What you have to do – In the Django answer below, which attributes of the request object appear, in order of first mention?

Extract to read –
(begin)

Absolutely. If your url is mapped to a function, in this case foobar.views.hello, then that function might look like this for a GET request:

def hello(request):
    if request.method == "GET":
        name_detail = request.GET.get("name", None)

        if name_detail:
            # got details
        else:
            # error handling if required.

Data in encoded forms, i.e. POST parameters, is available if you HTTP POST from request.POST.

You can also construct these yourself if you want, say, query parameters on a POST request. Just do this:

PARAMS = dict()
raw_qs = request.META.get('QUERY_STRING', '') # this will be the raw query string
if raw_qs:
    for line in raw_qs.split("&"):
        key,arg = line.split("=")
        PARAMS[key] = arg

And likewise for form-encoded parameters in non POST requests, do this:

FORM_PARAMS = QueryDict(request.raw_post_data)

(end)

Dataset content –
(begin)

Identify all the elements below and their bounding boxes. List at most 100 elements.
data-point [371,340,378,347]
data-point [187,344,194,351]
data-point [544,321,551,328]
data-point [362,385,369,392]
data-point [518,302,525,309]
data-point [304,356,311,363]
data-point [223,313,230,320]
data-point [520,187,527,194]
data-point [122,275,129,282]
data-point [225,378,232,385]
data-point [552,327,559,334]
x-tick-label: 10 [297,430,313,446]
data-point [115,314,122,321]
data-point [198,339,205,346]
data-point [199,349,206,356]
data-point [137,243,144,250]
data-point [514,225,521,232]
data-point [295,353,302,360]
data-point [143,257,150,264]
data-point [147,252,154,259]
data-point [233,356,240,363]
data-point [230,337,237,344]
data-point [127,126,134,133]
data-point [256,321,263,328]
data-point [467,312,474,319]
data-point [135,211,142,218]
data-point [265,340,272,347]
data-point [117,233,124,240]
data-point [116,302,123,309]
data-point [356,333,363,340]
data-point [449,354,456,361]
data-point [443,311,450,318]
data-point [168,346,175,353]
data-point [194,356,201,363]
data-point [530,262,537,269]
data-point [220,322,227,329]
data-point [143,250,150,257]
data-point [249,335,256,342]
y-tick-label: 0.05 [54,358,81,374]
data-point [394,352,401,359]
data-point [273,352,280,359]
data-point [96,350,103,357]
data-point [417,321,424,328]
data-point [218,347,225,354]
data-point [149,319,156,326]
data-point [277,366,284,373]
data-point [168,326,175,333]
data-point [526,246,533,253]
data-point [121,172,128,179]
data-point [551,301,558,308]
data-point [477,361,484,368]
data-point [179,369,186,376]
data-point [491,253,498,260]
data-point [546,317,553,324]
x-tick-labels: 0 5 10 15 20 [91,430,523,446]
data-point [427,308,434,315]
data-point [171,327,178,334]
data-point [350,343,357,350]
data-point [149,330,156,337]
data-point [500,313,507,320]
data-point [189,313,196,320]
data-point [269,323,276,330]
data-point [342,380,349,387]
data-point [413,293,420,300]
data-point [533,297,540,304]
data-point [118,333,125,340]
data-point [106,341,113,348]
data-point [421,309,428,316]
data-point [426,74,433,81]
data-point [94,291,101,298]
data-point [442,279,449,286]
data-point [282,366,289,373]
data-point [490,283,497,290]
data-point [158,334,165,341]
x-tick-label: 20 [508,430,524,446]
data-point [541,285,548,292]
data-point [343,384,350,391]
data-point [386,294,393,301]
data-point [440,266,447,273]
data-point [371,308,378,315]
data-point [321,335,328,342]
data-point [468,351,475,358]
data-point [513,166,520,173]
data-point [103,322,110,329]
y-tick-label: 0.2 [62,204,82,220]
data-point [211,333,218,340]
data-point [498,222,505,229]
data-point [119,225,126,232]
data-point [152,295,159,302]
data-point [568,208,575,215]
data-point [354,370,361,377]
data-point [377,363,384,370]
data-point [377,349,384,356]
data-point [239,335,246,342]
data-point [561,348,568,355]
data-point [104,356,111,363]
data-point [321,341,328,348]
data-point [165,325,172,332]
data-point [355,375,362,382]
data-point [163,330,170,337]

(end)

Written answer – request.method, request.GET, request.POST, request.META, request.raw_post_data